-------- Records for processing --------

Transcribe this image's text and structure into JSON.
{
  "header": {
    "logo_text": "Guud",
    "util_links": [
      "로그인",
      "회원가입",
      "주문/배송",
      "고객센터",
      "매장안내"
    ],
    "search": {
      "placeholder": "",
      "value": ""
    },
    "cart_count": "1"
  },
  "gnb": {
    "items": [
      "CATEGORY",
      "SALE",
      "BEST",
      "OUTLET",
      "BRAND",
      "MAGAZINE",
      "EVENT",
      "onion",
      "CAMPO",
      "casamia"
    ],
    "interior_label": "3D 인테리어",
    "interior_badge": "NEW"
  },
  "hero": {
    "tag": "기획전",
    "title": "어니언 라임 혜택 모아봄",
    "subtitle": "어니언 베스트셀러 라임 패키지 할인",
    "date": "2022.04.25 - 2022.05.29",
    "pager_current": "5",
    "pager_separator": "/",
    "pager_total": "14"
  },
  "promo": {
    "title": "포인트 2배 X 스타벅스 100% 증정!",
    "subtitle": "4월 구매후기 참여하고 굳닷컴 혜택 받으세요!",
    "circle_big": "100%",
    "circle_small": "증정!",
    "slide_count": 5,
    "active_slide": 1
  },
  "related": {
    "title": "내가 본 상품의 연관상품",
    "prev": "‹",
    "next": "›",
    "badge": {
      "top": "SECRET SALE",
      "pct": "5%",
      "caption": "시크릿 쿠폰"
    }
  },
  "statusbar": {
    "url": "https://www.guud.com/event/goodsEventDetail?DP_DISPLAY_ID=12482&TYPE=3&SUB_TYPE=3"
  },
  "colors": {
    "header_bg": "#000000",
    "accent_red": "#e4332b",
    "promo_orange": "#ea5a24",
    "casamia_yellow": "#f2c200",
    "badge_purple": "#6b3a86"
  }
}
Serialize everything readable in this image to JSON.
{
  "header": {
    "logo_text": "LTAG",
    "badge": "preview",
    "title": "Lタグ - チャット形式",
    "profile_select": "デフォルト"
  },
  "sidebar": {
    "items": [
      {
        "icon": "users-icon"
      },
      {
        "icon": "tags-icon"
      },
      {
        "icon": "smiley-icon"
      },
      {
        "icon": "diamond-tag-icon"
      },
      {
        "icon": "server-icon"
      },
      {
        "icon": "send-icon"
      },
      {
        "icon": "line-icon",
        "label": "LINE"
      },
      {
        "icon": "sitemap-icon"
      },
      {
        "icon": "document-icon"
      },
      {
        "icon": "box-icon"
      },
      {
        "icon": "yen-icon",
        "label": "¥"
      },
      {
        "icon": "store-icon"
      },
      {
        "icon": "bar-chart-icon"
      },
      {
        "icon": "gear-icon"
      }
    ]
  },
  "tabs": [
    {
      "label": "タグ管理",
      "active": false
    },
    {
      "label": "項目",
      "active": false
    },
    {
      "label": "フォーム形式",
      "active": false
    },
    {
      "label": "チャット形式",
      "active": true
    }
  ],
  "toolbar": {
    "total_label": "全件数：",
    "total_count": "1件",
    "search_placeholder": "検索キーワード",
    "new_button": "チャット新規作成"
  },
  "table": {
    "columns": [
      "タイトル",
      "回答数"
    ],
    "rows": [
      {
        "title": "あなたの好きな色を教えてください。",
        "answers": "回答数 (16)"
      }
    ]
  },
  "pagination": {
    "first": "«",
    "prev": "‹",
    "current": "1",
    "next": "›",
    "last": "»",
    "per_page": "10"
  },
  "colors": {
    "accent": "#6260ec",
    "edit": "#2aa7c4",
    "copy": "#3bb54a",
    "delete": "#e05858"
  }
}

--------

* [Your objective]:
Copy out each record from above, exactly.

* [Final result]:
Transcribe this image's text and structure into JSON.
{
  "header": {
    "logo_text": "Guud",
    "util_links": [
      "로그인",
      "회원가입",
      "주문/배송",
      "고객센터",
      "매장안내"
    ],
    "search": {
      "placeholder": "",
      "value": ""
    },
    "cart_count": "1"
  },
  "gnb": {
    "items": [
      "CATEGORY",
      "SALE",
      "BEST",
      "OUTLET",
      "BRAND",
      "MAGAZINE",
      "EVENT",
      "onion",
      "CAMPO",
      "casamia"
    ],
    "interior_label": "3D 인테리어",
    "interior_badge": "NEW"
  },
  "hero": {
    "tag": "기획전",
    "title": "어니언 라임 혜택 모아봄",
    "subtitle": "어니언 베스트셀러 라임 패키지 할인",
    "date": "2022.04.25 - 2022.05.29",
    "pager_current": "5",
    "pager_separator": "/",
    "pager_total": "14"
  },
  "promo": {
    "title": "포인트 2배 X 스타벅스 100% 증정!",
    "subtitle": "4월 구매후기 참여하고 굳닷컴 혜택 받으세요!",
    "circle_big": "100%",
    "circle_small": "증정!",
    "slide_count": 5,
    "active_slide": 1
  },
  "related": {
    "title": "내가 본 상품의 연관상품",
    "prev": "‹",
    "next": "›",
    "badge": {
      "top": "SECRET SALE",
      "pct": "5%",
      "caption": "시크릿 쿠폰"
    }
  },
  "statusbar": {
    "url": "https://www.guud.com/event/goodsEventDetail?DP_DISPLAY_ID=12482&TYPE=3&SUB_TYPE=3"
  },
  "colors": {
    "header_bg": "#000000",
    "accent_red": "#e4332b",
    "promo_orange": "#ea5a24",
    "casamia_yellow": "#f2c200",
    "badge_purple": "#6b3a86"
  }
}
Serialize everything readable in this image to JSON.
{
  "header": {
    "logo_text": "LTAG",
    "badge": "preview",
    "title": "Lタグ - チャット形式",
    "profile_select": "デフォルト"
  },
  "sidebar": {
    "items": [
      {
        "icon": "users-icon"
      },
      {
        "icon": "tags-icon"
      },
      {
        "icon": "smiley-icon"
      },
      {
        "icon": "diamond-tag-icon"
      },
      {
        "icon": "server-icon"
      },
      {
        "icon": "send-icon"
      },
      {
        "icon": "line-icon",
        "label": "LINE"
      },
      {
        "icon": "sitemap-icon"
      },
      {
        "icon": "document-icon"
      },
      {
        "icon": "box-icon"
      },
      {
        "icon": "yen-icon",
        "label": "¥"
      },
      {
        "icon": "store-icon"
      },
      {
        "icon": "bar-chart-icon"
      },
      {
        "icon": "gear-icon"
      }
    ]
  },
  "tabs": [
    {
      "label": "タグ管理",
      "active": false
    },
    {
      "label": "項目",
      "active": false
    },
    {
      "label": "フォーム形式",
      "active": false
    },
    {
      "label": "チャット形式",
      "active": true
    }
  ],
  "toolbar": {
    "total_label": "全件数：",
    "total_count": "1件",
    "search_placeholder": "検索キーワード",
    "new_button": "チャット新規作成"
  },
  "table": {
    "columns": [
      "タイトル",
      "回答数"
    ],
    "rows": [
      {
        "title": "あなたの好きな色を教えてください。",
        "answers": "回答数 (16)"
      }
    ]
  },
  "pagination": {
    "first": "«",
    "prev": "‹",
    "current": "1",
    "next": "›",
    "last": "»",
    "per_page": "10"
  },
  "colors": {
    "accent": "#6260ec",
    "edit": "#2aa7c4",
    "copy": "#3bb54a",
    "delete": "#e05858"
  }
}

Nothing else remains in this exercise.